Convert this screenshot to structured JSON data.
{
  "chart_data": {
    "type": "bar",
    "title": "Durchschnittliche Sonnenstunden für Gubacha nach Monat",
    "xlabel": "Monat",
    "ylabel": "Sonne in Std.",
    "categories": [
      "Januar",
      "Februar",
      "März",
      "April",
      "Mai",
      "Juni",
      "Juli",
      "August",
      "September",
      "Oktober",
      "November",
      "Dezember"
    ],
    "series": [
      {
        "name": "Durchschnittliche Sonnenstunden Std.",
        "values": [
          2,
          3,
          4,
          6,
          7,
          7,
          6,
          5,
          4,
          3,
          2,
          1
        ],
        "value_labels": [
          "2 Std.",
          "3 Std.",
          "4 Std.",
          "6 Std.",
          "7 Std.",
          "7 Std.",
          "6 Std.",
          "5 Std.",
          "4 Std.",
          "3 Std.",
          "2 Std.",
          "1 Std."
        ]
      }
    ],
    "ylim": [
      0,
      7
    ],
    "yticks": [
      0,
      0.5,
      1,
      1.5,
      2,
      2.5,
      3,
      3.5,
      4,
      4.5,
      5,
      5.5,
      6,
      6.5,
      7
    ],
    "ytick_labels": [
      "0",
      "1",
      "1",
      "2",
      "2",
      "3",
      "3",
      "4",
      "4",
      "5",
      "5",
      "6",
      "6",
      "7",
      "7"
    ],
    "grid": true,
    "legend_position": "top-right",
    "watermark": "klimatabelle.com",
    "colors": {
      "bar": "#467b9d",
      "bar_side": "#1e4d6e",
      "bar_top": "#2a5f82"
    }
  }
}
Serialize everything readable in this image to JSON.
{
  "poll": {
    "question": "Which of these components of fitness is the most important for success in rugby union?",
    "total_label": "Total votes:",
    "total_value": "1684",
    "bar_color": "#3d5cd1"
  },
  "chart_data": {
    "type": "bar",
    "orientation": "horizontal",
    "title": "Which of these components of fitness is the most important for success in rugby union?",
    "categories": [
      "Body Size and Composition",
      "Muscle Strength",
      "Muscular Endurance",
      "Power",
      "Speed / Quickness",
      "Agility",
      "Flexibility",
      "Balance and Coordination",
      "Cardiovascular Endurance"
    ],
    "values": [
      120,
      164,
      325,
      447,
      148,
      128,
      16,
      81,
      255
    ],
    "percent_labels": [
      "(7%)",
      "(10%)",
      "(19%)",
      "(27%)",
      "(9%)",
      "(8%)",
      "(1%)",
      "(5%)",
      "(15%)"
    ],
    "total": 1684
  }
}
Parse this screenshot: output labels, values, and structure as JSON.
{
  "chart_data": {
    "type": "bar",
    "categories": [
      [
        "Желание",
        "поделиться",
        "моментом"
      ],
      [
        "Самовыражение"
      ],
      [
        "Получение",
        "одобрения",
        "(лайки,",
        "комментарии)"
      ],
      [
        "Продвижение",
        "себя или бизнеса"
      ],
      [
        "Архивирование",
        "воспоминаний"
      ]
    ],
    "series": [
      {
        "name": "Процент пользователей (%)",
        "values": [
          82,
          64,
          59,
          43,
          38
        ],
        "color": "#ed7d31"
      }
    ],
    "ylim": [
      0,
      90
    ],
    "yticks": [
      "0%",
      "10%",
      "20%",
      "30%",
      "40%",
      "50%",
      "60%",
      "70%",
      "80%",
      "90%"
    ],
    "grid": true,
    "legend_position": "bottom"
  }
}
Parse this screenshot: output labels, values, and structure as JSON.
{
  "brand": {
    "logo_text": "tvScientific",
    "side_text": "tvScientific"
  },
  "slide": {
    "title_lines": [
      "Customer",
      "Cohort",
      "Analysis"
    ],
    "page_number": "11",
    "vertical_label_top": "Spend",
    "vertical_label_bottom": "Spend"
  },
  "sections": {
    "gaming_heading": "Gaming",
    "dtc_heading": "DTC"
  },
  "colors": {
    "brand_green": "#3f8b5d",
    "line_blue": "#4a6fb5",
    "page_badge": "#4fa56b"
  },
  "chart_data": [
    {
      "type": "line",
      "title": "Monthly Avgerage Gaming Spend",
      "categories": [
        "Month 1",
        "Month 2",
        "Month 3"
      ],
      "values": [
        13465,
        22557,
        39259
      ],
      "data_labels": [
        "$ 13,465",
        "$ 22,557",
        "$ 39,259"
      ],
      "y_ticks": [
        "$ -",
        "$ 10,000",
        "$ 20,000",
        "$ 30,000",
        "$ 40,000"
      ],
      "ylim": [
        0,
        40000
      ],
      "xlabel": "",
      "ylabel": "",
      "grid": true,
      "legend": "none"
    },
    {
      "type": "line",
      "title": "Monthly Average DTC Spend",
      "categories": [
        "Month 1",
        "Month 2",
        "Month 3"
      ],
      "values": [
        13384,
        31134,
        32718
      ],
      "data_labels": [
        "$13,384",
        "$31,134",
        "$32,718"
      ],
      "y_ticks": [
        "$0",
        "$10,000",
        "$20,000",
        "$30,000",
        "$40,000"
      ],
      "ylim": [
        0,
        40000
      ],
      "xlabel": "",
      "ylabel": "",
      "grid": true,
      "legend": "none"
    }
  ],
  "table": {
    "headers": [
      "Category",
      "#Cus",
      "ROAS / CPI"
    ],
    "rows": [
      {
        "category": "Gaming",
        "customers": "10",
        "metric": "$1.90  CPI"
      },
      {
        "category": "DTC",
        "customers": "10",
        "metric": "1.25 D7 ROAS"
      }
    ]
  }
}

* * *

- To be done:
All of the entries should be written out again exactly.

- Solution to the problem:
Convert this screenshot to structured JSON data.
{
  "chart_data": {
    "type": "bar",
    "title": "Durchschnittliche Sonnenstunden für Gubacha nach Monat",
    "xlabel": "Monat",
    "ylabel": "Sonne in Std.",
    "categories": [
      "Januar",
      "Februar",
      "März",
      "April",
      "Mai",
      "Juni",
      "Juli",
      "August",
      "September",
      "Oktober",
      "November",
      "Dezember"
    ],
    "series": [
      {
        "name": "Durchschnittliche Sonnenstunden Std.",
        "values": [
          2,
          3,
          4,
          6,
          7,
          7,
          6,
          5,
          4,
          3,
          2,
          1
        ],
        "value_labels": [
          "2 Std.",
          "3 Std.",
          "4 Std.",
          "6 Std.",
          "7 Std.",
          "7 Std.",
          "6 Std.",
          "5 Std.",
          "4 Std.",
          "3 Std.",
          "2 Std.",
          "1 Std."
        ]
      }
    ],
    "ylim": [
      0,
      7
    ],
    "yticks": [
      0,
      0.5,
      1,
      1.5,
      2,
      2.5,
      3,
      3.5,
      4,
      4.5,
      5,
      5.5,
      6,
      6.5,
      7
    ],
    "ytick_labels": [
      "0",
      "1",
      "1",
      "2",
      "2",
      "3",
      "3",
      "4",
      "4",
      "5",
      "5",
      "6",
      "6",
      "7",
      "7"
    ],
    "grid": true,
    "legend_position": "top-right",
    "watermark": "klimatabelle.com",
    "colors": {
      "bar": "#467b9d",
      "bar_side": "#1e4d6e",
      "bar_top": "#2a5f82"
    }
  }
}
Serialize everything readable in this image to JSON.
{
  "poll": {
    "question": "Which of these components of fitness is the most important for success in rugby union?",
    "total_label": "Total votes:",
    "total_value": "1684",
    "bar_color": "#3d5cd1"
  },
  "chart_data": {
    "type": "bar",
    "orientation": "horizontal",
    "title": "Which of these components of fitness is the most important for success in rugby union?",
    "categories": [
      "Body Size and Composition",
      "Muscle Strength",
      "Muscular Endurance",
      "Power",
      "Speed / Quickness",
      "Agility",
      "Flexibility",
      "Balance and Coordination",
      "Cardiovascular Endurance"
    ],
    "values": [
      120,
      164,
      325,
      447,
      148,
      128,
      16,
      81,
      255
    ],
    "percent_labels": [
      "(7%)",
      "(10%)",
      "(19%)",
      "(27%)",
      "(9%)",
      "(8%)",
      "(1%)",
      "(5%)",
      "(15%)"
    ],
    "total": 1684
  }
}
Parse this screenshot: output labels, values, and structure as JSON.
{
  "chart_data": {
    "type": "bar",
    "categories": [
      [
        "Желание",
        "поделиться",
        "моментом"
      ],
      [
        "Самовыражение"
      ],
      [
        "Получение",
        "одобрения",
        "(лайки,",
        "комментарии)"
      ],
      [
        "Продвижение",
        "себя или бизнеса"
      ],
      [
        "Архивирование",
        "воспоминаний"
      ]
    ],
    "series": [
      {
        "name": "Процент пользователей (%)",
        "values": [
          82,
          64,
          59,
          43,
          38
        ],
        "color": "#ed7d31"
      }
    ],
    "ylim": [
      0,
      90
    ],
    "yticks": [
      "0%",
      "10%",
      "20%",
      "30%",
      "40%",
      "50%",
      "60%",
      "70%",
      "80%",
      "90%"
    ],
    "grid": true,
    "legend_position": "bottom"
  }
}
Parse this screenshot: output labels, values, and structure as JSON.
{
  "brand": {
    "logo_text": "tvScientific",
    "side_text": "tvScientific"
  },
  "slide": {
    "title_lines": [
      "Customer",
      "Cohort",
      "Analysis"
    ],
    "page_number": "11",
    "vertical_label_top": "Spend",
    "vertical_label_bottom": "Spend"
  },
  "sections": {
    "gaming_heading": "Gaming",
    "dtc_heading": "DTC"
  },
  "colors": {
    "brand_green": "#3f8b5d",
    "line_blue": "#4a6fb5",
    "page_badge": "#4fa56b"
  },
  "chart_data": [
    {
      "type": "line",
      "title": "Monthly Avgerage Gaming Spend",
      "categories": [
        "Month 1",
        "Month 2",
        "Month 3"
      ],
      "values": [
        13465,
        22557,
        39259
      ],
      "data_labels": [
        "$ 13,465",
        "$ 22,557",
        "$ 39,259"
      ],
      "y_ticks": [
        "$ -",
        "$ 10,000",
        "$ 20,000",
        "$ 30,000",
        "$ 40,000"
      ],
      "ylim": [
        0,
        40000
      ],
      "xlabel": "",
      "ylabel": "",
      "grid": true,
      "legend": "none"
    },
    {
      "type": "line",
      "title": "Monthly Average DTC Spend",
      "categories": [
        "Month 1",
        "Month 2",
        "Month 3"
      ],
      "values": [
        13384,
        31134,
        32718
      ],
      "data_labels": [
        "$13,384",
        "$31,134",
        "$32,718"
      ],
      "y_ticks": [
        "$0",
        "$10,000",
        "$20,000",
        "$30,000",
        "$40,000"
      ],
      "ylim": [
        0,
        40000
      ],
      "xlabel": "",
      "ylabel": "",
      "grid": true,
      "legend": "none"
    }
  ],
  "table": {
    "headers": [
      "Category",
      "#Cus",
      "ROAS / CPI"
    ],
    "rows": [
      {
        "category": "Gaming",
        "customers": "10",
        "metric": "$1.90  CPI"
      },
      {
        "category": "DTC",
        "customers": "10",
        "metric": "1.25 D7 ROAS"
      }
    ]
  }
}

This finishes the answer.